_DATA TO PROCESS_
###
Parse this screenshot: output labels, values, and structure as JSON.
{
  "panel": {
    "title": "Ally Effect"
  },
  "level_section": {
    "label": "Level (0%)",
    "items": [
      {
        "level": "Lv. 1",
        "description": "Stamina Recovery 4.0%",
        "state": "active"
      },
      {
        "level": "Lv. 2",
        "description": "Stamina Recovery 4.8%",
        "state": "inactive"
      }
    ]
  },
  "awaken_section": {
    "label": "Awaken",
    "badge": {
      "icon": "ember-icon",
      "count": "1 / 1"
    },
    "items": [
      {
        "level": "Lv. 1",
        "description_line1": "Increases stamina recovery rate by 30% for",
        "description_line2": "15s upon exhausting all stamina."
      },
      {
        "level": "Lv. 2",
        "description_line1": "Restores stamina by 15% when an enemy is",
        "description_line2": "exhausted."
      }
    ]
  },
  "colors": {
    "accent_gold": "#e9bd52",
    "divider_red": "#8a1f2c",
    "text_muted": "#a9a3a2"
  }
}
###
_TASK DIRECTIONS_
Copy out every line of the data above, exactly as given.

_TASK OUTPUT_
Parse this screenshot: output labels, values, and structure as JSON.
{
  "panel": {
    "title": "Ally Effect"
  },
  "level_section": {
    "label": "Level (0%)",
    "items": [
      {
        "level": "Lv. 1",
        "description": "Stamina Recovery 4.0%",
        "state": "active"
      },
      {
        "level": "Lv. 2",
        "description": "Stamina Recovery 4.8%",
        "state": "inactive"
      }
    ]
  },
  "awaken_section": {
    "label": "Awaken",
    "badge": {
      "icon": "ember-icon",
      "count": "1 / 1"
    },
    "items": [
      {
        "level": "Lv. 1",
        "description_line1": "Increases stamina recovery rate by 30% for",
        "description_line2": "15s upon exhausting all stamina."
      },
      {
        "level": "Lv. 2",
        "description_line1": "Restores stamina by 15% when an enemy is",
        "description_line2": "exhausted."
      }
    ]
  },
  "colors": {
    "accent_gold": "#e9bd52",
    "divider_red": "#8a1f2c",
    "text_muted": "#a9a3a2"
  }
}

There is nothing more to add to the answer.